= AIM =
Put the lines into a JSON list of strings, one string per line and blank lines left out, covering only the part that opens with the line containing "mention-link[interactable]: @supa_unit —" and closes with the line containing "plus-icon — [235, 461, 265, 491]", both ends included.

= RECORDS SUPPLIED =
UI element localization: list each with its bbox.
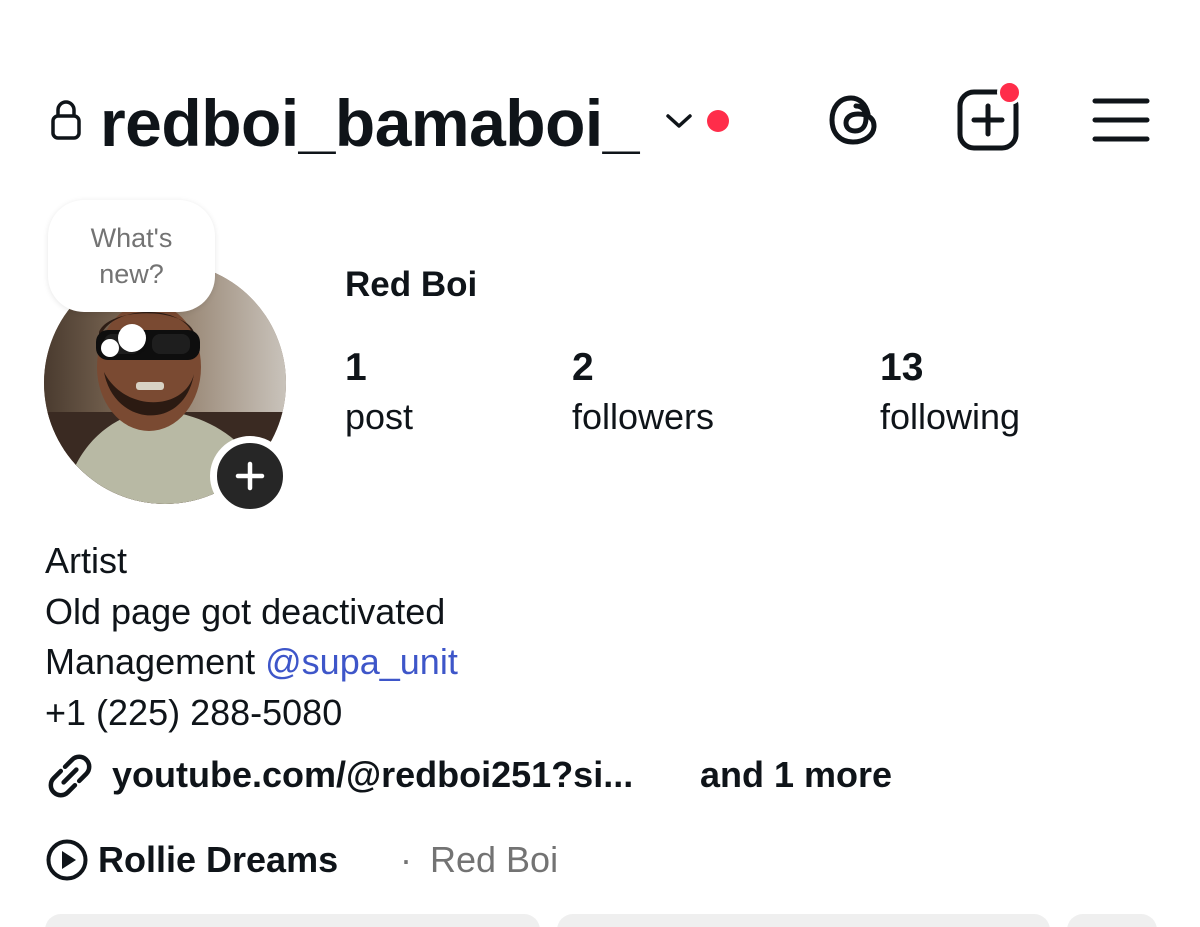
mention-link[interactable]: @supa_unit — [265, 641, 458, 682]
external-links[interactable]: youtube.com/@redboi251?si... and 1 more — [45, 748, 1145, 802]
username[interactable]: redboi_bamaboi_ — [100, 84, 639, 162]
display-name: Red Boi — [345, 265, 478, 304]
stat-followers[interactable]: 2 followers — [572, 344, 714, 442]
stat-count: 1 — [345, 346, 367, 389]
stat-following[interactable]: 13 following — [880, 344, 1020, 442]
edit-profile-button[interactable] — [45, 914, 540, 927]
link-url[interactable]: youtube.com/@redboi251?si... — [112, 751, 633, 799]
bio-management: Management @supa_unit — [45, 637, 458, 688]
bio-management-label: Management — [45, 641, 266, 682]
create-notification-dot — [997, 80, 1022, 105]
song-title: Rollie Dreams — [98, 839, 339, 880]
stat-count: 2 — [572, 346, 594, 389]
profile-music[interactable]: Rollie Dreams · Red Boi — [45, 834, 1145, 888]
note-bubble-tail-small — [101, 339, 119, 357]
discover-people-button[interactable] — [1067, 914, 1157, 927]
hamburger-menu-icon[interactable] — [1092, 96, 1150, 144]
bio-category: Artist — [45, 540, 128, 581]
plus-icon — [235, 461, 265, 491]
chevron-down-icon[interactable] — [664, 110, 694, 132]
bio: Artist Old page got deactivated Manageme… — [45, 536, 458, 738]
stat-label: following — [880, 396, 1021, 437]
share-profile-button[interactable] — [557, 914, 1050, 927]
stat-count: 13 — [880, 346, 924, 389]
note-placeholder: What's new? — [90, 223, 173, 289]
song-separator: · — [400, 839, 412, 880]
song-artist: Red Boi — [430, 839, 559, 880]
profile-page: redboi_bamaboi_ What's new? Red Boi 1 po… — [0, 0, 1200, 927]
stat-label: post — [345, 396, 414, 437]
threads-icon[interactable] — [824, 88, 884, 152]
note-bubble[interactable]: What's new? — [48, 200, 215, 312]
bio-phone[interactable]: +1 (225) 288-5080 — [45, 688, 458, 739]
lock-icon — [51, 100, 81, 140]
add-story-button[interactable] — [210, 436, 290, 516]
link-more[interactable]: and 1 more — [700, 751, 892, 799]
note-bubble-tail — [118, 324, 146, 352]
profile-header: redboi_bamaboi_ — [0, 0, 1200, 180]
link-icon — [48, 754, 92, 798]
play-circle-icon — [46, 839, 88, 881]
stat-label: followers — [572, 396, 715, 437]
bio-text: Old page got deactivated — [45, 590, 446, 632]
account-notification-dot — [707, 110, 729, 132]
stat-posts[interactable]: 1 post — [345, 344, 413, 442]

= THE RESPONSE =
[
  "mention-link[interactable]: @supa_unit — [265, 641, 458, 682]",
  "external-links[interactable]: youtube.com/@redboi251?si... and 1 more — [45, 748, 1145, 802]",
  "username[interactable]: redboi_bamaboi_ — [100, 84, 639, 162]",
  "display-name: Red Boi — [345, 265, 478, 304]",
  "stat-followers[interactable]: 2 followers — [572, 344, 714, 442]",
  "stat-count: 1 — [345, 346, 367, 389]",
  "stat-following[interactable]: 13 following — [880, 344, 1020, 442]",
  "edit-profile-button[interactable] — [45, 914, 540, 927]",
  "link-url[interactable]: youtube.com/@redboi251?si... — [112, 751, 633, 799]",
  "bio-management: Management @supa_unit — [45, 637, 458, 688]",
  "bio-management-label: Management — [45, 641, 266, 682]",
  "create-notification-dot — [997, 80, 1022, 105]",
  "song-title: Rollie Dreams — [98, 839, 339, 880]",
  "stat-count: 2 — [572, 346, 594, 389]",
  "profile-music[interactable]: Rollie Dreams · Red Boi — [45, 834, 1145, 888]",
  "note-bubble-tail-small — [101, 339, 119, 357]",
  "discover-people-button[interactable] — [1067, 914, 1157, 927]",
  "hamburger-menu-icon[interactable] — [1092, 96, 1150, 144]",
  "bio-category: Artist — [45, 540, 128, 581]",
  "plus-icon — [235, 461, 265, 491]"
]